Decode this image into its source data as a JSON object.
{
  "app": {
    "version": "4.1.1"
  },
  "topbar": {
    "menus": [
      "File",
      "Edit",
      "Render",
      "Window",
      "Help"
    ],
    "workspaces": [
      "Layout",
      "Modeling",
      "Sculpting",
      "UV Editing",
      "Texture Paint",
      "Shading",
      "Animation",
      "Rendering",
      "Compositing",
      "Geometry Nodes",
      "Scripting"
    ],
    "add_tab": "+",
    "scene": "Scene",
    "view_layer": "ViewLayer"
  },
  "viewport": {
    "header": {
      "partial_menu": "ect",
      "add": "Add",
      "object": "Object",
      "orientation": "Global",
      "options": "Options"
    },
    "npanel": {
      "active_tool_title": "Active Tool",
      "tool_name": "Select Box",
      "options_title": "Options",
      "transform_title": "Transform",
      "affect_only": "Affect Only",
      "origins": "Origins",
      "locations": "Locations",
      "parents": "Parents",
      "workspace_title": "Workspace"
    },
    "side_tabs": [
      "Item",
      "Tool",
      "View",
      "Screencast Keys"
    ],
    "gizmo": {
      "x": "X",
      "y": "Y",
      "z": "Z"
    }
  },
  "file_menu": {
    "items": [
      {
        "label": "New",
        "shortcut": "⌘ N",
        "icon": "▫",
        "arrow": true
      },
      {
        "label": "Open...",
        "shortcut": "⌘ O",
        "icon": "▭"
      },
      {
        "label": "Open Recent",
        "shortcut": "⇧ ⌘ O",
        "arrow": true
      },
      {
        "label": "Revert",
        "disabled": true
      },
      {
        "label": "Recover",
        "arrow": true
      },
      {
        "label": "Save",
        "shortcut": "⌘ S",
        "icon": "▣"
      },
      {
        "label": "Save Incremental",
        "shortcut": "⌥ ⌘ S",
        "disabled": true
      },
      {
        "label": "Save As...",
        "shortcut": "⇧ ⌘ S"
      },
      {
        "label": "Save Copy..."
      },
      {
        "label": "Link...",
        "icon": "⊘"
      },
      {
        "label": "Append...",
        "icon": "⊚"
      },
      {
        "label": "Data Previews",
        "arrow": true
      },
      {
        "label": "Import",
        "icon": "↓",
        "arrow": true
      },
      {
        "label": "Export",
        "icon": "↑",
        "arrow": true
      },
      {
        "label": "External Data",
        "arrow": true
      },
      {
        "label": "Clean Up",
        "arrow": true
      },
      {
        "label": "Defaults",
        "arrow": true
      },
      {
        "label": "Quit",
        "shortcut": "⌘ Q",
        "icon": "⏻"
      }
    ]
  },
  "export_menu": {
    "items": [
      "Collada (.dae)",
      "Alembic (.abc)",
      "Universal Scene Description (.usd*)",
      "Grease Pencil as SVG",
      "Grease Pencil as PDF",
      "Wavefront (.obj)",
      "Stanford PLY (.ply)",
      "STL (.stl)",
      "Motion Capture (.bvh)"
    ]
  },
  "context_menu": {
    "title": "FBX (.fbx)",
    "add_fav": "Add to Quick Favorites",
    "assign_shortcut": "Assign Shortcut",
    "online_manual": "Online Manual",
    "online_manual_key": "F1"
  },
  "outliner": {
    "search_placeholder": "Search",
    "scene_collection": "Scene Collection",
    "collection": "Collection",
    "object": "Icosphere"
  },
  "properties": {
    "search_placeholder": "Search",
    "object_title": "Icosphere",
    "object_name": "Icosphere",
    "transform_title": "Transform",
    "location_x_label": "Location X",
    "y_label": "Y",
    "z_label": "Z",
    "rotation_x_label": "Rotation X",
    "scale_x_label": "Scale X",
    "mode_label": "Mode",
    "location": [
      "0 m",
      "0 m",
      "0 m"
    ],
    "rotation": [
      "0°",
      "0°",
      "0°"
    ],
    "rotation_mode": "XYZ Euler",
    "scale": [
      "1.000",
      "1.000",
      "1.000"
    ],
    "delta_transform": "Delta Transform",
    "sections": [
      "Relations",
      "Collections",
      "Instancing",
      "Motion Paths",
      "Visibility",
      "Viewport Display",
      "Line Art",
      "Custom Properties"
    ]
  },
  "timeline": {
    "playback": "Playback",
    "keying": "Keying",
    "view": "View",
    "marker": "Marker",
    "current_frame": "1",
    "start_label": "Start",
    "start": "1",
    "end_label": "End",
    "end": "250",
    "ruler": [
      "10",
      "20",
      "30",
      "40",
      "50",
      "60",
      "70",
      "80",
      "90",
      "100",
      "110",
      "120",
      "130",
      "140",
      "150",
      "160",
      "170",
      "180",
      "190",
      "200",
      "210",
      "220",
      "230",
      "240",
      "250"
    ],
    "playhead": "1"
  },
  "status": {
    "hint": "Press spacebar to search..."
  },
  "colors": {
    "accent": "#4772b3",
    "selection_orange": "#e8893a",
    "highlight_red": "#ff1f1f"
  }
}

* _WHAT THE EXERCISE ASKS_
Write down every line of the data exactly as it appears above.

* _EXERCISE RESPONSE_
Decode this image into its source data as a JSON object.
{
  "app": {
    "version": "4.1.1"
  },
  "topbar": {
    "menus": [
      "File",
      "Edit",
      "Render",
      "Window",
      "Help"
    ],
    "workspaces": [
      "Layout",
      "Modeling",
      "Sculpting",
      "UV Editing",
      "Texture Paint",
      "Shading",
      "Animation",
      "Rendering",
      "Compositing",
      "Geometry Nodes",
      "Scripting"
    ],
    "add_tab": "+",
    "scene": "Scene",
    "view_layer": "ViewLayer"
  },
  "viewport": {
    "header": {
      "partial_menu": "ect",
      "add": "Add",
      "object": "Object",
      "orientation": "Global",
      "options": "Options"
    },
    "npanel": {
      "active_tool_title": "Active Tool",
      "tool_name": "Select Box",
      "options_title": "Options",
      "transform_title": "Transform",
      "affect_only": "Affect Only",
      "origins": "Origins",
      "locations": "Locations",
      "parents": "Parents",
      "workspace_title": "Workspace"
    },
    "side_tabs": [
      "Item",
      "Tool",
      "View",
      "Screencast Keys"
    ],
    "gizmo": {
      "x": "X",
      "y": "Y",
      "z": "Z"
    }
  },
  "file_menu": {
    "items": [
      {
        "label": "New",
        "shortcut": "⌘ N",
        "icon": "▫",
        "arrow": true
      },
      {
        "label": "Open...",
        "shortcut": "⌘ O",
        "icon": "▭"
      },
      {
        "label": "Open Recent",
        "shortcut": "⇧ ⌘ O",
        "arrow": true
      },
      {
        "label": "Revert",
        "disabled": true
      },
      {
        "label": "Recover",
        "arrow": true
      },
      {
        "label": "Save",
        "shortcut": "⌘ S",
        "icon": "▣"
      },
      {
        "label": "Save Incremental",
        "shortcut": "⌥ ⌘ S",
        "disabled": true
      },
      {
        "label": "Save As...",
        "shortcut": "⇧ ⌘ S"
      },
      {
        "label": "Save Copy..."
      },
      {
        "label": "Link...",
        "icon": "⊘"
      },
      {
        "label": "Append...",
        "icon": "⊚"
      },
      {
        "label": "Data Previews",
        "arrow": true
      },
      {
        "label": "Import",
        "icon": "↓",
        "arrow": true
      },
      {
        "label": "Export",
        "icon": "↑",
        "arrow": true
      },
      {
        "label": "External Data",
        "arrow": true
      },
      {
        "label": "Clean Up",
        "arrow": true
      },
      {
        "label": "Defaults",
        "arrow": true
      },
      {
        "label": "Quit",
        "shortcut": "⌘ Q",
        "icon": "⏻"
      }
    ]
  },
  "export_menu": {
    "items": [
      "Collada (.dae)",
      "Alembic (.abc)",
      "Universal Scene Description (.usd*)",
      "Grease Pencil as SVG",
      "Grease Pencil as PDF",
      "Wavefront (.obj)",
      "Stanford PLY (.ply)",
      "STL (.stl)",
      "Motion Capture (.bvh)"
    ]
  },
  "context_menu": {
    "title": "FBX (.fbx)",
    "add_fav": "Add to Quick Favorites",
    "assign_shortcut": "Assign Shortcut",
    "online_manual": "Online Manual",
    "online_manual_key": "F1"
  },
  "outliner": {
    "search_placeholder": "Search",
    "scene_collection": "Scene Collection",
    "collection": "Collection",
    "object": "Icosphere"
  },
  "properties": {
    "search_placeholder": "Search",
    "object_title": "Icosphere",
    "object_name": "Icosphere",
    "transform_title": "Transform",
    "location_x_label": "Location X",
    "y_label": "Y",
    "z_label": "Z",
    "rotation_x_label": "Rotation X",
    "scale_x_label": "Scale X",
    "mode_label": "Mode",
    "location": [
      "0 m",
      "0 m",
      "0 m"
    ],
    "rotation": [
      "0°",
      "0°",
      "0°"
    ],
    "rotation_mode": "XYZ Euler",
    "scale": [
      "1.000",
      "1.000",
      "1.000"
    ],
    "delta_transform": "Delta Transform",
    "sections": [
      "Relations",
      "Collections",
      "Instancing",
      "Motion Paths",
      "Visibility",
      "Viewport Display",
      "Line Art",
      "Custom Properties"
    ]
  },
  "timeline": {
    "playback": "Playback",
    "keying": "Keying",
    "view": "View",
    "marker": "Marker",
    "current_frame": "1",
    "start_label": "Start",
    "start": "1",
    "end_label": "End",
    "end": "250",
    "ruler": [
      "10",
      "20",
      "30",
      "40",
      "50",
      "60",
      "70",
      "80",
      "90",
      "100",
      "110",
      "120",
      "130",
      "140",
      "150",
      "160",
      "170",
      "180",
      "190",
      "200",
      "210",
      "220",
      "230",
      "240",
      "250"
    ],
    "playhead": "1"
  },
  "status": {
    "hint": "Press spacebar to search..."
  },
  "colors": {
    "accent": "#4772b3",
    "selection_orange": "#e8893a",
    "highlight_red": "#ff1f1f"
  }
}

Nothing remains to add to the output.